>> start Rows

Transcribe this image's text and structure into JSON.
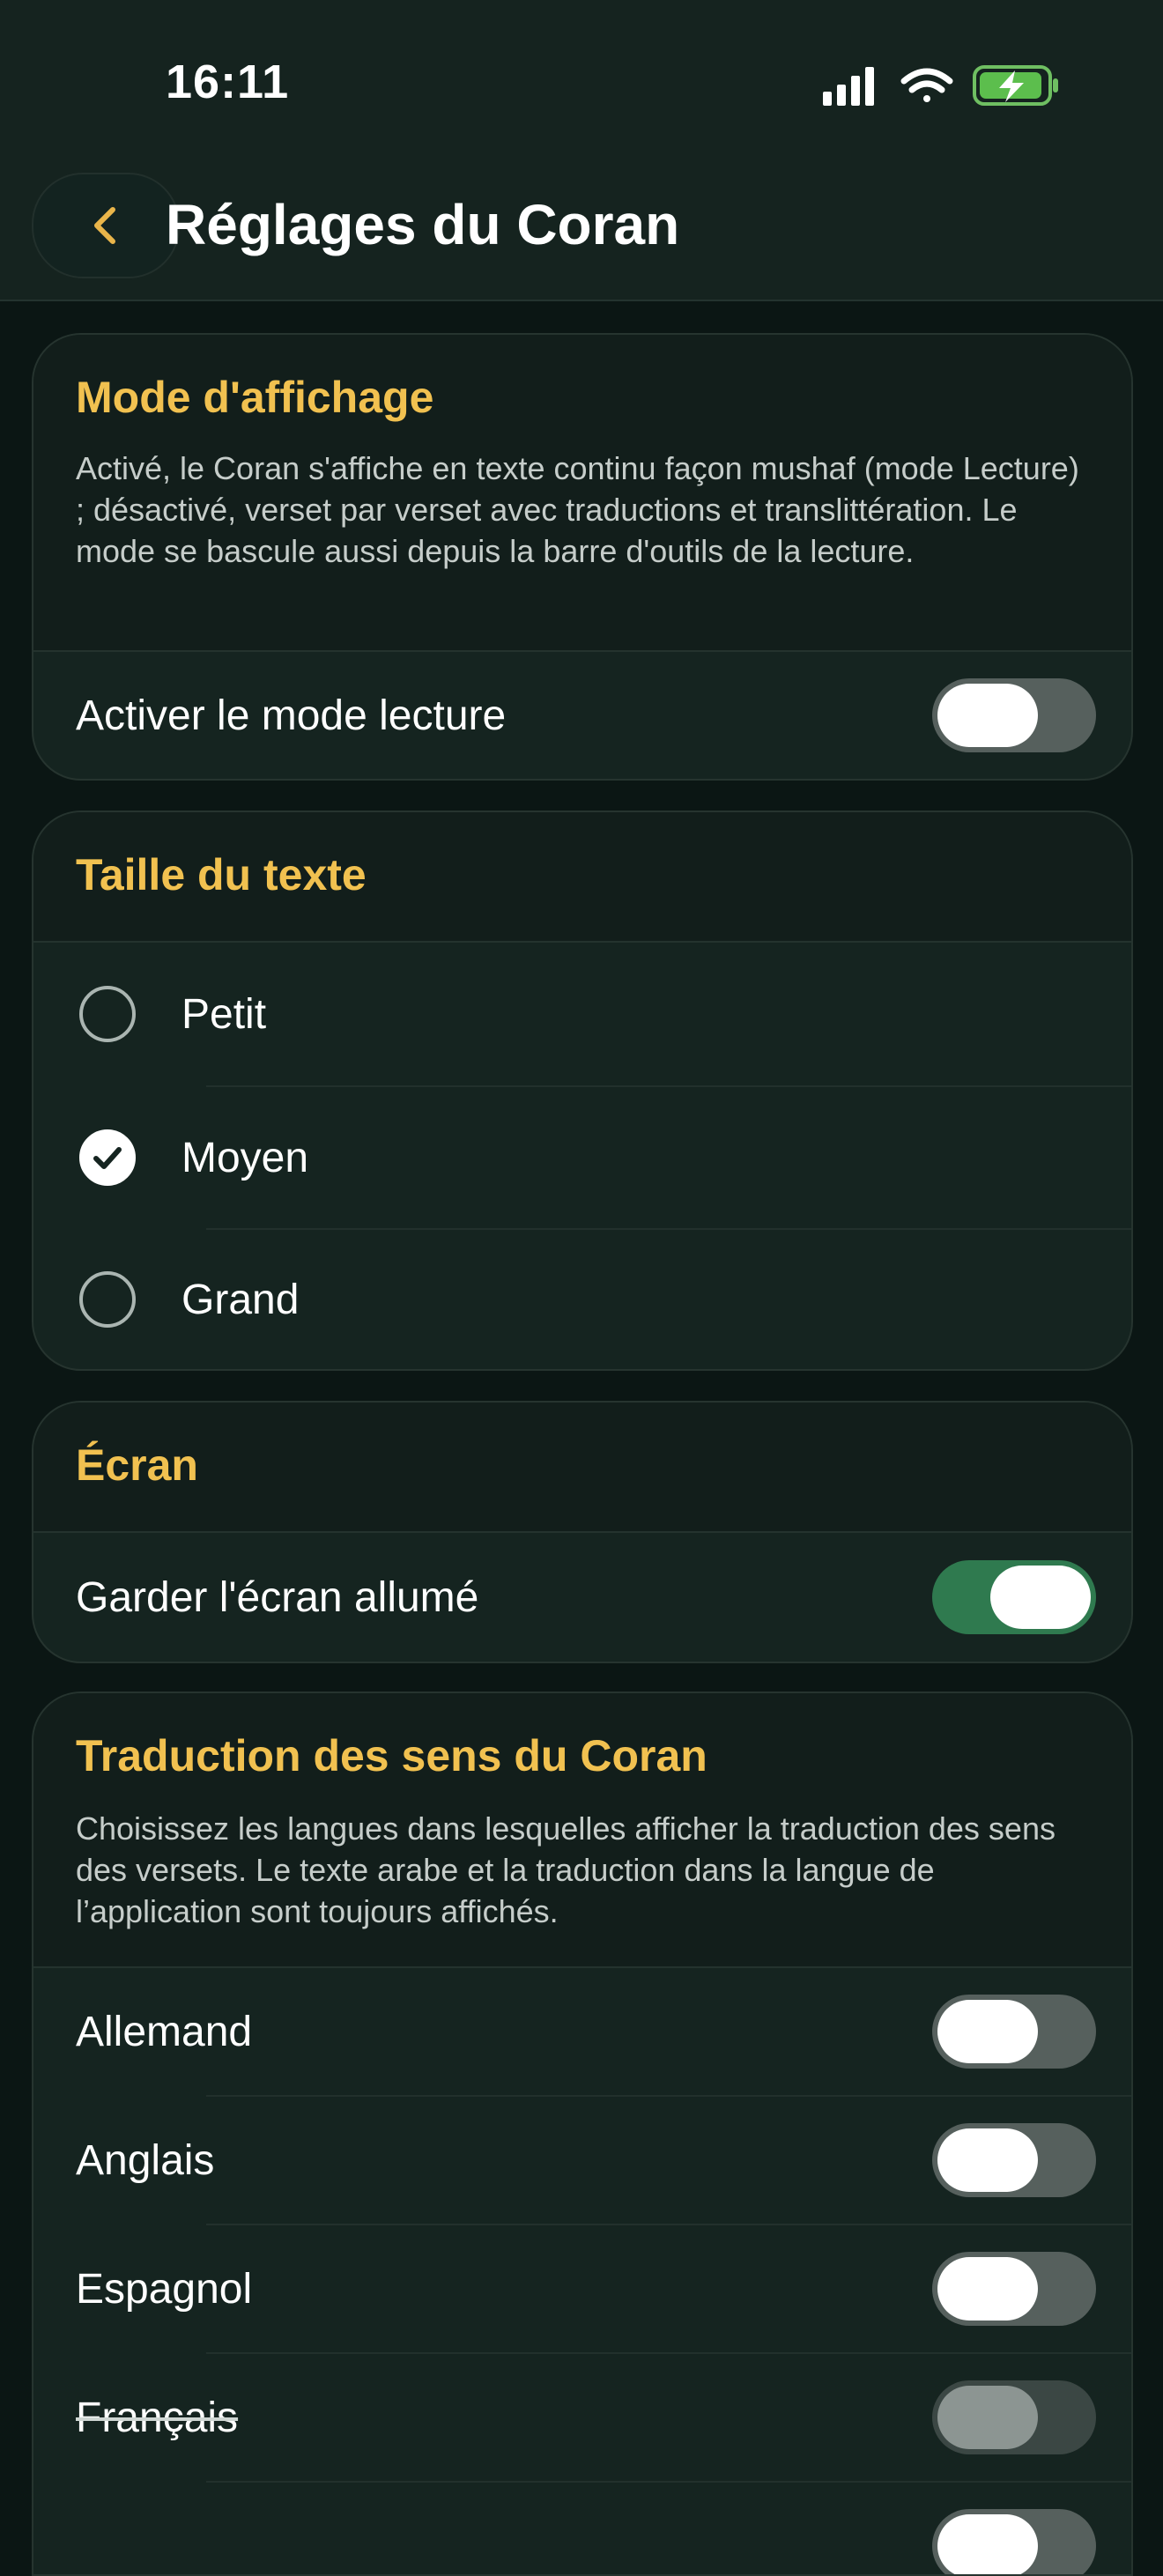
{
  "status_bar": {
    "time": "16:11"
  },
  "header": {
    "title": "Réglages du Coran",
    "back_icon": "chevron-left-icon",
    "accent": "#e9b54a"
  },
  "display_mode": {
    "title": "Mode d'affichage",
    "description": "Activé, le Coran s'affiche en texte continu façon mushaf (mode Lecture) ; désactivé, verset par verset avec traductions et translittération. Le mode se bascule aussi depuis la barre d'outils de la lecture.",
    "toggle_label": "Activer le mode lecture",
    "toggle_on": false
  },
  "text_size": {
    "title": "Taille du texte",
    "options": [
      {
        "label": "Petit",
        "selected": false
      },
      {
        "label": "Moyen",
        "selected": true
      },
      {
        "label": "Grand",
        "selected": false
      }
    ]
  },
  "screen": {
    "title": "Écran",
    "toggle_label": "Garder l'écran allumé",
    "toggle_on": true
  },
  "translation": {
    "title": "Traduction des sens du Coran",
    "description": "Choisissez les langues dans lesquelles afficher la traduction des sens des versets. Le texte arabe et la traduction dans la langue de l’application sont toujours affichés.",
    "languages": [
      {
        "label": "Allemand",
        "on": false
      },
      {
        "label": "Anglais",
        "on": false
      },
      {
        "label": "Espagnol",
        "on": false
      },
      {
        "label": "Français",
        "on": false,
        "disabled": true
      }
    ]
  },
  "colors": {
    "title_accent": "#f1c150",
    "toggle_on": "#2f7a4f",
    "background": "#0b1614"
  }
}
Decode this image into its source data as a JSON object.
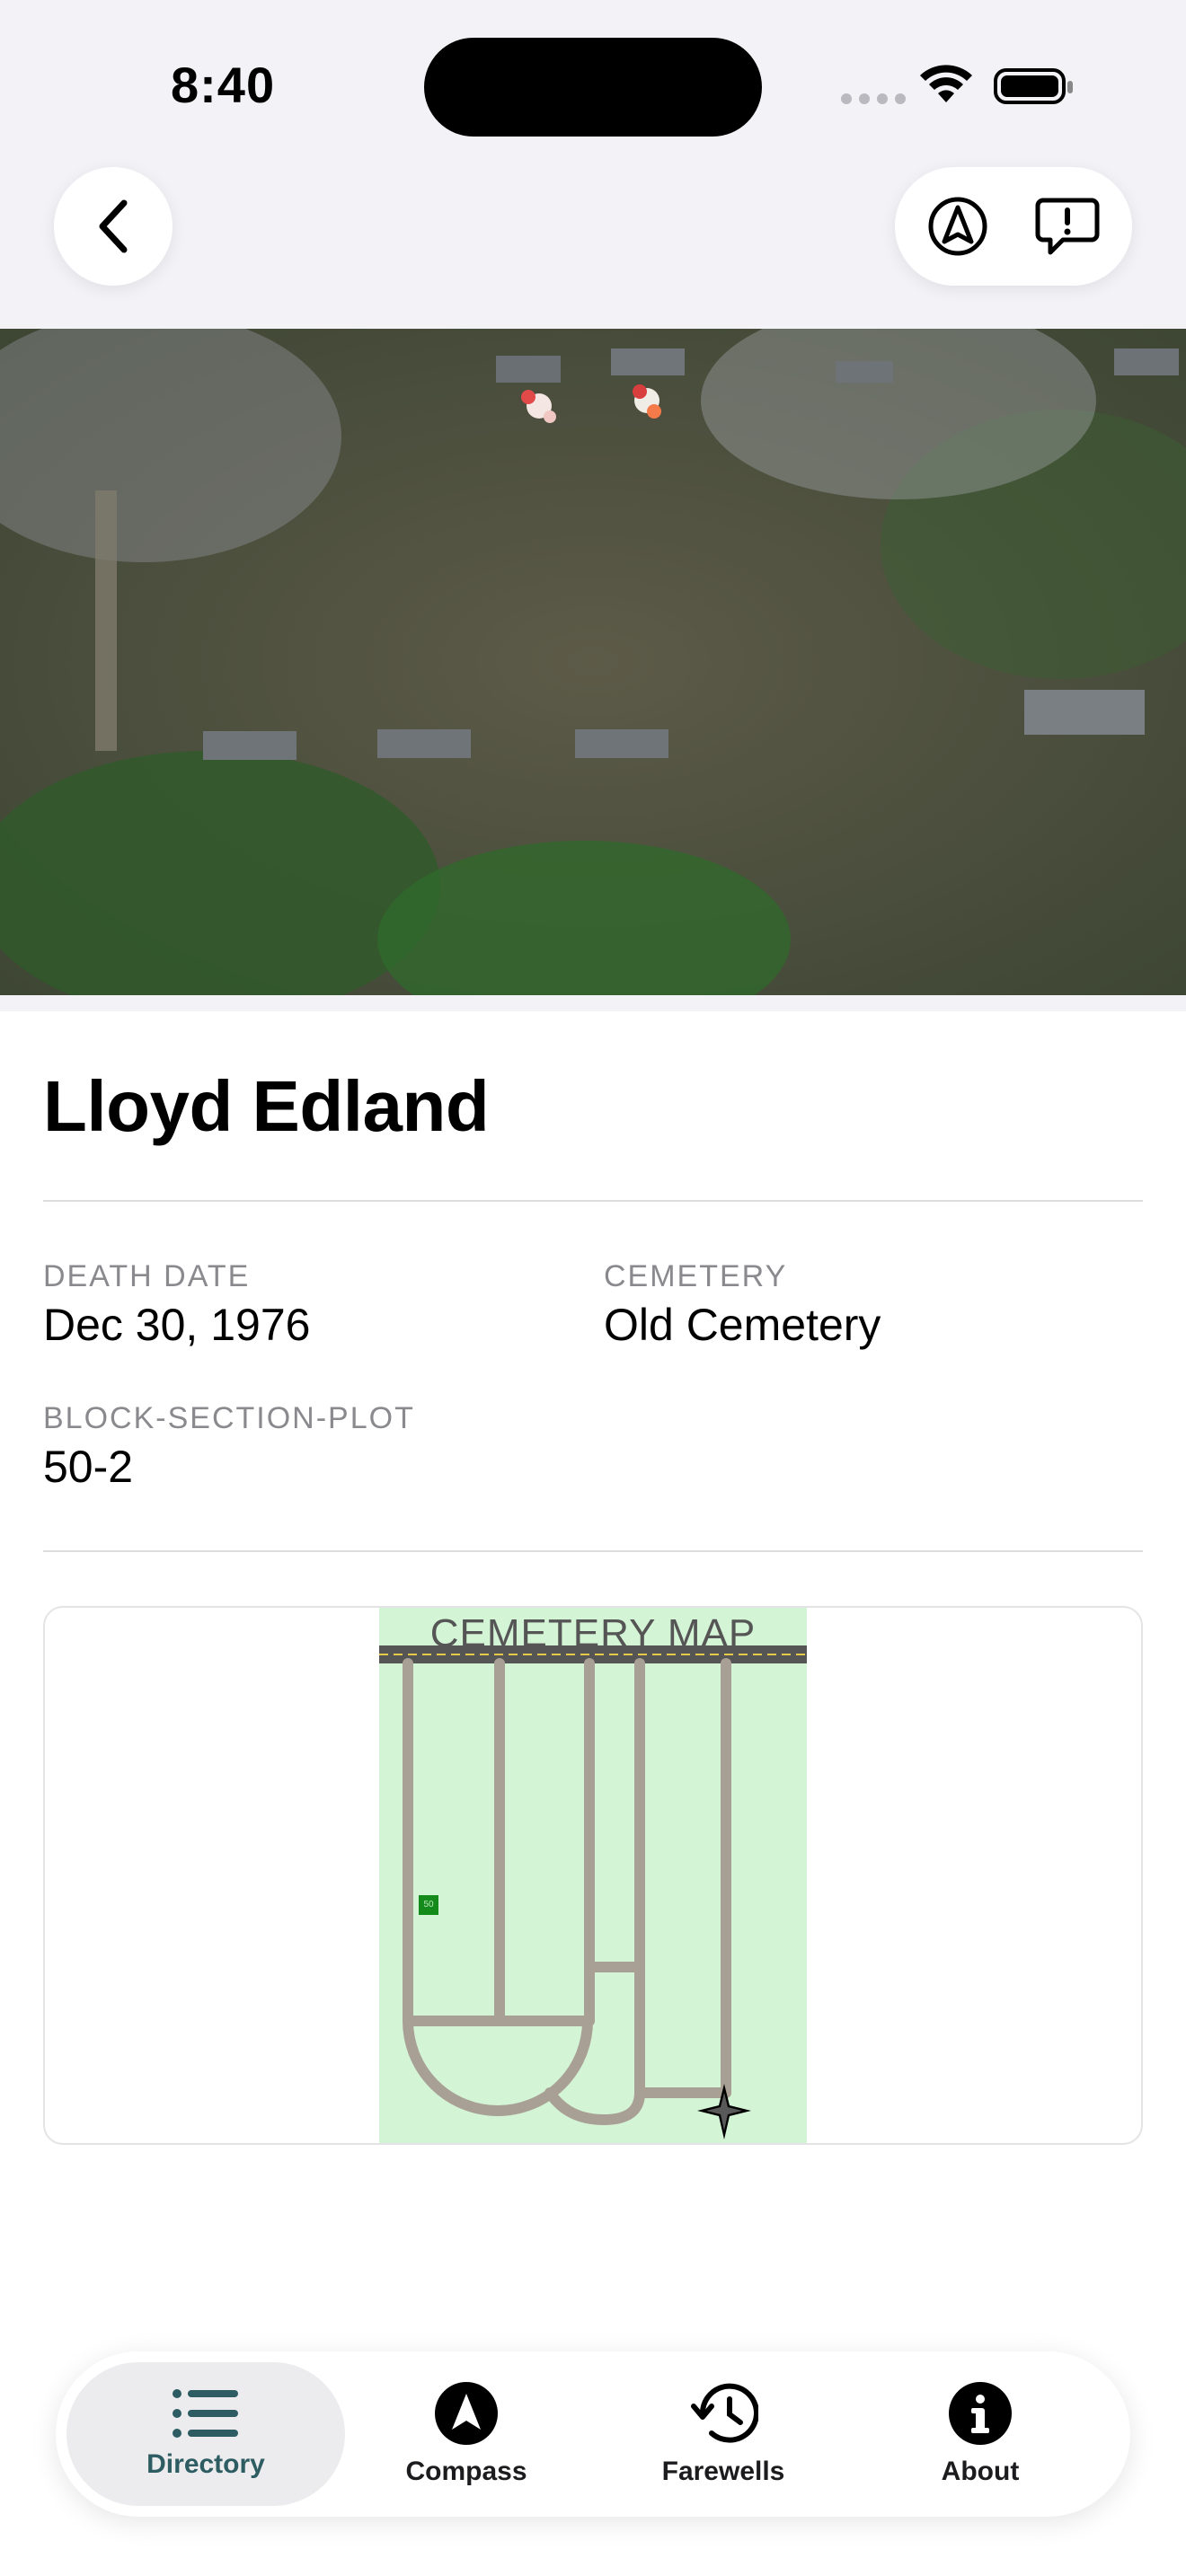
{
  "status_bar": {
    "time": "8:40"
  },
  "nav": {
    "back_icon": "chevron-left-icon",
    "actions": [
      "location-arrow-icon",
      "report-issue-icon"
    ]
  },
  "record": {
    "name": "Lloyd Edland",
    "fields": {
      "death_date": {
        "label": "DEATH DATE",
        "value": "Dec 30, 1976"
      },
      "cemetery": {
        "label": "CEMETERY",
        "value": "Old Cemetery"
      },
      "plot": {
        "label": "BLOCK-SECTION-PLOT",
        "value": "50-2"
      }
    }
  },
  "map": {
    "title": "CEMETERY MAP",
    "marker_label": "50",
    "colors": {
      "background": "#d4f4d6",
      "paths": "#a89f95",
      "marker": "#138a1a"
    }
  },
  "tabbar": {
    "tabs": [
      {
        "label": "Directory",
        "icon": "list-icon",
        "active": true
      },
      {
        "label": "Compass",
        "icon": "compass-arrow-icon",
        "active": false
      },
      {
        "label": "Farewells",
        "icon": "history-clock-icon",
        "active": false
      },
      {
        "label": "About",
        "icon": "info-icon",
        "active": false
      }
    ],
    "accent": "#2d5d63"
  }
}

>> end Rows

• **Given problem**:
Repeat the material above in full and exactly, apart from the pictures.

• **Solved problem**:
Transcribe this image's text and structure into JSON.
{
  "status_bar": {
    "time": "16:11"
  },
  "header": {
    "title": "Réglages du Coran",
    "back_icon": "chevron-left-icon",
    "accent": "#e9b54a"
  },
  "display_mode": {
    "title": "Mode d'affichage",
    "description": "Activé, le Coran s'affiche en texte continu façon mushaf (mode Lecture) ; désactivé, verset par verset avec traductions et translittération. Le mode se bascule aussi depuis la barre d'outils de la lecture.",
    "toggle_label": "Activer le mode lecture",
    "toggle_on": false
  },
  "text_size": {
    "title": "Taille du texte",
    "options": [
      {
        "label": "Petit",
        "selected": false
      },
      {
        "label": "Moyen",
        "selected": true
      },
      {
        "label": "Grand",
        "selected": false
      }
    ]
  },
  "screen": {
    "title": "Écran",
    "toggle_label": "Garder l'écran allumé",
    "toggle_on": true
  },
  "translation": {
    "title": "Traduction des sens du Coran",
    "description": "Choisissez les langues dans lesquelles afficher la traduction des sens des versets. Le texte arabe et la traduction dans la langue de l’application sont toujours affichés.",
    "languages": [
      {
        "label": "Allemand",
        "on": false
      },
      {
        "label": "Anglais",
        "on": false
      },
      {
        "label": "Espagnol",
        "on": false
      },
      {
        "label": "Français",
        "on": false,
        "disabled": true
      }
    ]
  },
  "colors": {
    "title_accent": "#f1c150",
    "toggle_on": "#2f7a4f",
    "background": "#0b1614"
  }
}
Decode this image into its source data as a JSON object.
{
  "status_bar": {
    "time": "8:40"
  },
  "nav": {
    "back_icon": "chevron-left-icon",
    "actions": [
      "location-arrow-icon",
      "report-issue-icon"
    ]
  },
  "record": {
    "name": "Lloyd Edland",
    "fields": {
      "death_date": {
        "label": "DEATH DATE",
        "value": "Dec 30, 1976"
      },
      "cemetery": {
        "label": "CEMETERY",
        "value": "Old Cemetery"
      },
      "plot": {
        "label": "BLOCK-SECTION-PLOT",
        "value": "50-2"
      }
    }
  },
  "map": {
    "title": "CEMETERY MAP",
    "marker_label": "50",
    "colors": {
      "background": "#d4f4d6",
      "paths": "#a89f95",
      "marker": "#138a1a"
    }
  },
  "tabbar": {
    "tabs": [
      {
        "label": "Directory",
        "icon": "list-icon",
        "active": true
      },
      {
        "label": "Compass",
        "icon": "compass-arrow-icon",
        "active": false
      },
      {
        "label": "Farewells",
        "icon": "history-clock-icon",
        "active": false
      },
      {
        "label": "About",
        "icon": "info-icon",
        "active": false
      }
    ],
    "accent": "#2d5d63"
  }
}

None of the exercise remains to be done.